TASK TO CARRY OUT: Print the data exactly, leaving nothing out.

Stored items from a collection
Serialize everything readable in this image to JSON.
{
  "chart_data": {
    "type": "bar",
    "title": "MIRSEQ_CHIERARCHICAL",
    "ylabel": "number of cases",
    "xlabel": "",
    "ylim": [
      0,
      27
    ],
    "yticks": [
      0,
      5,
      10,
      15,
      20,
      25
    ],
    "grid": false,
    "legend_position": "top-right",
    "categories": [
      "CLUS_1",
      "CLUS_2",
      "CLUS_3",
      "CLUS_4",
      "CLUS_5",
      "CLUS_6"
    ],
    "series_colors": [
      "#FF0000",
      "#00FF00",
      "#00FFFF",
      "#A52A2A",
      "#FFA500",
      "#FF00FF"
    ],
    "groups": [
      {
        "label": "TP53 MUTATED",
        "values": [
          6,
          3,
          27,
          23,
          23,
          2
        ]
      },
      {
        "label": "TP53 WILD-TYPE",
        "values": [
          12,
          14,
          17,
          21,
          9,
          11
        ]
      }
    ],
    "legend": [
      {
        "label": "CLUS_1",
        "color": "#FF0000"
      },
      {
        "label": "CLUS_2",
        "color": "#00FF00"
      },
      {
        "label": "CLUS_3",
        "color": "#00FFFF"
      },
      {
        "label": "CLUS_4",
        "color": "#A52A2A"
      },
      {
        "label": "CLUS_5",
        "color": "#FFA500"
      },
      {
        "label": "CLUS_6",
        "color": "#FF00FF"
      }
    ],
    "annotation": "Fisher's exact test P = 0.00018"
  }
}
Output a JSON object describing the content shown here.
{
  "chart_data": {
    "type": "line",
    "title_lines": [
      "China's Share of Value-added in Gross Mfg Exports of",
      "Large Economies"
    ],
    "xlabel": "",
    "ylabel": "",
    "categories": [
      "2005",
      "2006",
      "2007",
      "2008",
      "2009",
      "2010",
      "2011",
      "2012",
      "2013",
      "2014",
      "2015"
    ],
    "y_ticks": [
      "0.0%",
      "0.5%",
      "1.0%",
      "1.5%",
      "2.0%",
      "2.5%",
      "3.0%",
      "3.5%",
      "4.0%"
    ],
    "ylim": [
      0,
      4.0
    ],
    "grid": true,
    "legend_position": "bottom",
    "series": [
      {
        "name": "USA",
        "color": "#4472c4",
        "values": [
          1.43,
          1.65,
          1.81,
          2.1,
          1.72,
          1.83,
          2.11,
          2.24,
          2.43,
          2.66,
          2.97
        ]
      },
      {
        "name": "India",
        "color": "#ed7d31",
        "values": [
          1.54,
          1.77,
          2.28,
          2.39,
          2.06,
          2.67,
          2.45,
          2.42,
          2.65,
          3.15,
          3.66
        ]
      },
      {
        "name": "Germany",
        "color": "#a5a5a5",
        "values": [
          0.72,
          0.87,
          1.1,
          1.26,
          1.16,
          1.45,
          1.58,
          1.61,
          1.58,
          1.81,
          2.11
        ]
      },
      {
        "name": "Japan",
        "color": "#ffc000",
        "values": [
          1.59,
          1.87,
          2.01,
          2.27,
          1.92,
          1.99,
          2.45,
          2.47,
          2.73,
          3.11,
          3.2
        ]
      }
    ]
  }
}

TASK RESULT:
Serialize everything readable in this image to JSON.
{
  "chart_data": {
    "type": "bar",
    "title": "MIRSEQ_CHIERARCHICAL",
    "ylabel": "number of cases",
    "xlabel": "",
    "ylim": [
      0,
      27
    ],
    "yticks": [
      0,
      5,
      10,
      15,
      20,
      25
    ],
    "grid": false,
    "legend_position": "top-right",
    "categories": [
      "CLUS_1",
      "CLUS_2",
      "CLUS_3",
      "CLUS_4",
      "CLUS_5",
      "CLUS_6"
    ],
    "series_colors": [
      "#FF0000",
      "#00FF00",
      "#00FFFF",
      "#A52A2A",
      "#FFA500",
      "#FF00FF"
    ],
    "groups": [
      {
        "label": "TP53 MUTATED",
        "values": [
          6,
          3,
          27,
          23,
          23,
          2
        ]
      },
      {
        "label": "TP53 WILD-TYPE",
        "values": [
          12,
          14,
          17,
          21,
          9,
          11
        ]
      }
    ],
    "legend": [
      {
        "label": "CLUS_1",
        "color": "#FF0000"
      },
      {
        "label": "CLUS_2",
        "color": "#00FF00"
      },
      {
        "label": "CLUS_3",
        "color": "#00FFFF"
      },
      {
        "label": "CLUS_4",
        "color": "#A52A2A"
      },
      {
        "label": "CLUS_5",
        "color": "#FFA500"
      },
      {
        "label": "CLUS_6",
        "color": "#FF00FF"
      }
    ],
    "annotation": "Fisher's exact test P = 0.00018"
  }
}
Output a JSON object describing the content shown here.
{
  "chart_data": {
    "type": "line",
    "title_lines": [
      "China's Share of Value-added in Gross Mfg Exports of",
      "Large Economies"
    ],
    "xlabel": "",
    "ylabel": "",
    "categories": [
      "2005",
      "2006",
      "2007",
      "2008",
      "2009",
      "2010",
      "2011",
      "2012",
      "2013",
      "2014",
      "2015"
    ],
    "y_ticks": [
      "0.0%",
      "0.5%",
      "1.0%",
      "1.5%",
      "2.0%",
      "2.5%",
      "3.0%",
      "3.5%",
      "4.0%"
    ],
    "ylim": [
      0,
      4.0
    ],
    "grid": true,
    "legend_position": "bottom",
    "series": [
      {
        "name": "USA",
        "color": "#4472c4",
        "values": [
          1.43,
          1.65,
          1.81,
          2.1,
          1.72,
          1.83,
          2.11,
          2.24,
          2.43,
          2.66,
          2.97
        ]
      },
      {
        "name": "India",
        "color": "#ed7d31",
        "values": [
          1.54,
          1.77,
          2.28,
          2.39,
          2.06,
          2.67,
          2.45,
          2.42,
          2.65,
          3.15,
          3.66
        ]
      },
      {
        "name": "Germany",
        "color": "#a5a5a5",
        "values": [
          0.72,
          0.87,
          1.1,
          1.26,
          1.16,
          1.45,
          1.58,
          1.61,
          1.58,
          1.81,
          2.11
        ]
      },
      {
        "name": "Japan",
        "color": "#ffc000",
        "values": [
          1.59,
          1.87,
          2.01,
          2.27,
          1.92,
          1.99,
          2.45,
          2.47,
          2.73,
          3.11,
          3.2
        ]
      }
    ]
  }
}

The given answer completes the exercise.